Could you write out every entry exactly as it stands?

··· DATA TO USE

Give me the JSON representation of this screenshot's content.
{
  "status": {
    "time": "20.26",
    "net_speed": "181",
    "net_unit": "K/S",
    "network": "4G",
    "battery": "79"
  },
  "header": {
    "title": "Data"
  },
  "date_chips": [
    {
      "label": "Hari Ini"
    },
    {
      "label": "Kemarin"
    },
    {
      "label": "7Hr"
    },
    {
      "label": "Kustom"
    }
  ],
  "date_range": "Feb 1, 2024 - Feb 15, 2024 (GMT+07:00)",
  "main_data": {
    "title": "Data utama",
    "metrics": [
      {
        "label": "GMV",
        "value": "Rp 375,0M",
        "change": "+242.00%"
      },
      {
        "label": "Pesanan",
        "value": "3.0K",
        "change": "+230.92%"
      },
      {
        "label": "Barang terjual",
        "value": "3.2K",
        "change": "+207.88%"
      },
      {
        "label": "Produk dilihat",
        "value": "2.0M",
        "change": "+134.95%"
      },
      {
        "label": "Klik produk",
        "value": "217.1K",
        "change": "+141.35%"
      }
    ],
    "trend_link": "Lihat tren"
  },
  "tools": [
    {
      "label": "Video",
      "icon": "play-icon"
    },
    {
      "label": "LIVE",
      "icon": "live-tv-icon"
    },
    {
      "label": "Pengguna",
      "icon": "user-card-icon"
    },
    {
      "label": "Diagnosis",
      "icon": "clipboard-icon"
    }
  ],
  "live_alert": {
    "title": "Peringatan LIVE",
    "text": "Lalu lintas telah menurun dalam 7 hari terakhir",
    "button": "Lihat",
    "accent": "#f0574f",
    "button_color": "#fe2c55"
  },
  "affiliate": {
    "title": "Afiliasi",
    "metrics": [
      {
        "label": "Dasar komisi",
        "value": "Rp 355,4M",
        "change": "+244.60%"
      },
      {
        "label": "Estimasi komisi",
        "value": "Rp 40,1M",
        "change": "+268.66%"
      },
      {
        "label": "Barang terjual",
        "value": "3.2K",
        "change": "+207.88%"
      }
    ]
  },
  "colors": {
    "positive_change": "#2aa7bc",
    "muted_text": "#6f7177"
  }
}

······

• _TASK SOLUTION_
Give me the JSON representation of this screenshot's content.
{
  "status": {
    "time": "20.26",
    "net_speed": "181",
    "net_unit": "K/S",
    "network": "4G",
    "battery": "79"
  },
  "header": {
    "title": "Data"
  },
  "date_chips": [
    {
      "label": "Hari Ini"
    },
    {
      "label": "Kemarin"
    },
    {
      "label": "7Hr"
    },
    {
      "label": "Kustom"
    }
  ],
  "date_range": "Feb 1, 2024 - Feb 15, 2024 (GMT+07:00)",
  "main_data": {
    "title": "Data utama",
    "metrics": [
      {
        "label": "GMV",
        "value": "Rp 375,0M",
        "change": "+242.00%"
      },
      {
        "label": "Pesanan",
        "value": "3.0K",
        "change": "+230.92%"
      },
      {
        "label": "Barang terjual",
        "value": "3.2K",
        "change": "+207.88%"
      },
      {
        "label": "Produk dilihat",
        "value": "2.0M",
        "change": "+134.95%"
      },
      {
        "label": "Klik produk",
        "value": "217.1K",
        "change": "+141.35%"
      }
    ],
    "trend_link": "Lihat tren"
  },
  "tools": [
    {
      "label": "Video",
      "icon": "play-icon"
    },
    {
      "label": "LIVE",
      "icon": "live-tv-icon"
    },
    {
      "label": "Pengguna",
      "icon": "user-card-icon"
    },
    {
      "label": "Diagnosis",
      "icon": "clipboard-icon"
    }
  ],
  "live_alert": {
    "title": "Peringatan LIVE",
    "text": "Lalu lintas telah menurun dalam 7 hari terakhir",
    "button": "Lihat",
    "accent": "#f0574f",
    "button_color": "#fe2c55"
  },
  "affiliate": {
    "title": "Afiliasi",
    "metrics": [
      {
        "label": "Dasar komisi",
        "value": "Rp 355,4M",
        "change": "+244.60%"
      },
      {
        "label": "Estimasi komisi",
        "value": "Rp 40,1M",
        "change": "+268.66%"
      },
      {
        "label": "Barang terjual",
        "value": "3.2K",
        "change": "+207.88%"
      }
    ]
  },
  "colors": {
    "positive_change": "#2aa7bc",
    "muted_text": "#6f7177"
  }
}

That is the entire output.